* AIM
Restate the entire listing word for word.

(Dataset rows)
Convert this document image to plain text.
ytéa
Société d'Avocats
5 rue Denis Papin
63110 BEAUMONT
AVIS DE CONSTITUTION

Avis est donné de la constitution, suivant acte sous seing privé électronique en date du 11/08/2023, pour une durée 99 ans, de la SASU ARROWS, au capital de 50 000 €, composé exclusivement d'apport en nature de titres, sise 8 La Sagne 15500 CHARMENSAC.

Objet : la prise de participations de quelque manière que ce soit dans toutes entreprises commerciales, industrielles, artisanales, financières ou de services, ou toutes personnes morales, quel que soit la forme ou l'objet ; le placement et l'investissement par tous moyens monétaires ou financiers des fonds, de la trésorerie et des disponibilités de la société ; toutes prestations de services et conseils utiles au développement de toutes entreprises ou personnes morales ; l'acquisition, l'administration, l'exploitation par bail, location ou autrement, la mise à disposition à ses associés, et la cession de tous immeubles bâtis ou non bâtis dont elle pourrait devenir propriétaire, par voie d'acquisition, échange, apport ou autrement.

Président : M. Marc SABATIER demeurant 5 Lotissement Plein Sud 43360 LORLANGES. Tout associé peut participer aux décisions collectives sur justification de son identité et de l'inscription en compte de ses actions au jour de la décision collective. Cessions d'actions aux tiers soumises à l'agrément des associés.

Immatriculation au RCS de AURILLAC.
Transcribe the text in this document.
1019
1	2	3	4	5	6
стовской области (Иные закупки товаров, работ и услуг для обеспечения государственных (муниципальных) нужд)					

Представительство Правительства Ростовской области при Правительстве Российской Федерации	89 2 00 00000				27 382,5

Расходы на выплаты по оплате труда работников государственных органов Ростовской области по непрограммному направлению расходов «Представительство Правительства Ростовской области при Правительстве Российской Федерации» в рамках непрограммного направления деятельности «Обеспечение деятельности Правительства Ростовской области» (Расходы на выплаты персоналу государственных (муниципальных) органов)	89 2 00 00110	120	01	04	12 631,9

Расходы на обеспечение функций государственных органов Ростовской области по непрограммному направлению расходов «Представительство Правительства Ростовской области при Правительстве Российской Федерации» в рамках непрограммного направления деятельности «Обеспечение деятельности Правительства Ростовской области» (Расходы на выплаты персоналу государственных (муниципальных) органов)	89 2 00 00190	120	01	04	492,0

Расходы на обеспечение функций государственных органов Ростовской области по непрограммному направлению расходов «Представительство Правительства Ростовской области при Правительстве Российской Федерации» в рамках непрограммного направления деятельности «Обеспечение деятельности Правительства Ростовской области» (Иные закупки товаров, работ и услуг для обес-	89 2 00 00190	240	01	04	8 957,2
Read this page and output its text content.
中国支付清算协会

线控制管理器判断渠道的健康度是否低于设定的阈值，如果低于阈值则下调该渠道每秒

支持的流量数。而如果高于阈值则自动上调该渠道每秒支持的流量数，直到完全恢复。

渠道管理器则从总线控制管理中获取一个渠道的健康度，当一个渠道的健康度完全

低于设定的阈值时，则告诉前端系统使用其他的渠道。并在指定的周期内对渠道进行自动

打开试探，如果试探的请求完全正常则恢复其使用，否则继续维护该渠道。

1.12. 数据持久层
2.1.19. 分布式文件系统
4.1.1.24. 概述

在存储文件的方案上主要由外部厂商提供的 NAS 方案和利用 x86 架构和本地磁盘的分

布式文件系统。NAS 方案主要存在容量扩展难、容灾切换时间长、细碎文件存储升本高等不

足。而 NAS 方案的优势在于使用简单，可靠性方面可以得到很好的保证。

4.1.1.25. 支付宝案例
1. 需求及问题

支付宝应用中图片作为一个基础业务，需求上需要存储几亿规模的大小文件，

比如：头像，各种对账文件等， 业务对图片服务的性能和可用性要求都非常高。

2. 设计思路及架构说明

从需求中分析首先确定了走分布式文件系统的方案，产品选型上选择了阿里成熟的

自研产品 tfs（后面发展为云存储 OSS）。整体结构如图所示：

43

* EXERCISE SOLUTION
Convert this document image to plain text.
ytéa
Société d'Avocats
5 rue Denis Papin
63110 BEAUMONT
AVIS DE CONSTITUTION

Avis est donné de la constitution, suivant acte sous seing privé électronique en date du 11/08/2023, pour une durée 99 ans, de la SASU ARROWS, au capital de 50 000 €, composé exclusivement d'apport en nature de titres, sise 8 La Sagne 15500 CHARMENSAC.

Objet : la prise de participations de quelque manière que ce soit dans toutes entreprises commerciales, industrielles, artisanales, financières ou de services, ou toutes personnes morales, quel que soit la forme ou l'objet ; le placement et l'investissement par tous moyens monétaires ou financiers des fonds, de la trésorerie et des disponibilités de la société ; toutes prestations de services et conseils utiles au développement de toutes entreprises ou personnes morales ; l'acquisition, l'administration, l'exploitation par bail, location ou autrement, la mise à disposition à ses associés, et la cession de tous immeubles bâtis ou non bâtis dont elle pourrait devenir propriétaire, par voie d'acquisition, échange, apport ou autrement.

Président : M. Marc SABATIER demeurant 5 Lotissement Plein Sud 43360 LORLANGES. Tout associé peut participer aux décisions collectives sur justification de son identité et de l'inscription en compte de ses actions au jour de la décision collective. Cessions d'actions aux tiers soumises à l'agrément des associés.

Immatriculation au RCS de AURILLAC.
Transcribe the text in this document.
1019
1	2	3	4	5	6
стовской области (Иные закупки товаров, работ и услуг для обеспечения государственных (муниципальных) нужд)					

Представительство Правительства Ростовской области при Правительстве Российской Федерации	89 2 00 00000				27 382,5

Расходы на выплаты по оплате труда работников государственных органов Ростовской области по непрограммному направлению расходов «Представительство Правительства Ростовской области при Правительстве Российской Федерации» в рамках непрограммного направления деятельности «Обеспечение деятельности Правительства Ростовской области» (Расходы на выплаты персоналу государственных (муниципальных) органов)	89 2 00 00110	120	01	04	12 631,9

Расходы на обеспечение функций государственных органов Ростовской области по непрограммному направлению расходов «Представительство Правительства Ростовской области при Правительстве Российской Федерации» в рамках непрограммного направления деятельности «Обеспечение деятельности Правительства Ростовской области» (Расходы на выплаты персоналу государственных (муниципальных) органов)	89 2 00 00190	120	01	04	492,0

Расходы на обеспечение функций государственных органов Ростовской области по непрограммному направлению расходов «Представительство Правительства Ростовской области при Правительстве Российской Федерации» в рамках непрограммного направления деятельности «Обеспечение деятельности Правительства Ростовской области» (Иные закупки товаров, работ и услуг для обес-	89 2 00 00190	240	01	04	8 957,2
Read this page and output its text content.
中国支付清算协会

线控制管理器判断渠道的健康度是否低于设定的阈值，如果低于阈值则下调该渠道每秒

支持的流量数。而如果高于阈值则自动上调该渠道每秒支持的流量数，直到完全恢复。

渠道管理器则从总线控制管理中获取一个渠道的健康度，当一个渠道的健康度完全

低于设定的阈值时，则告诉前端系统使用其他的渠道。并在指定的周期内对渠道进行自动

打开试探，如果试探的请求完全正常则恢复其使用，否则继续维护该渠道。

1.12. 数据持久层
2.1.19. 分布式文件系统
4.1.1.24. 概述

在存储文件的方案上主要由外部厂商提供的 NAS 方案和利用 x86 架构和本地磁盘的分

布式文件系统。NAS 方案主要存在容量扩展难、容灾切换时间长、细碎文件存储升本高等不

足。而 NAS 方案的优势在于使用简单，可靠性方面可以得到很好的保证。

4.1.1.25. 支付宝案例
1. 需求及问题

支付宝应用中图片作为一个基础业务，需求上需要存储几亿规模的大小文件，

比如：头像，各种对账文件等， 业务对图片服务的性能和可用性要求都非常高。

2. 设计思路及架构说明

从需求中分析首先确定了走分布式文件系统的方案，产品选型上选择了阿里成熟的

自研产品 tfs（后面发展为云存储 OSS）。整体结构如图所示：

43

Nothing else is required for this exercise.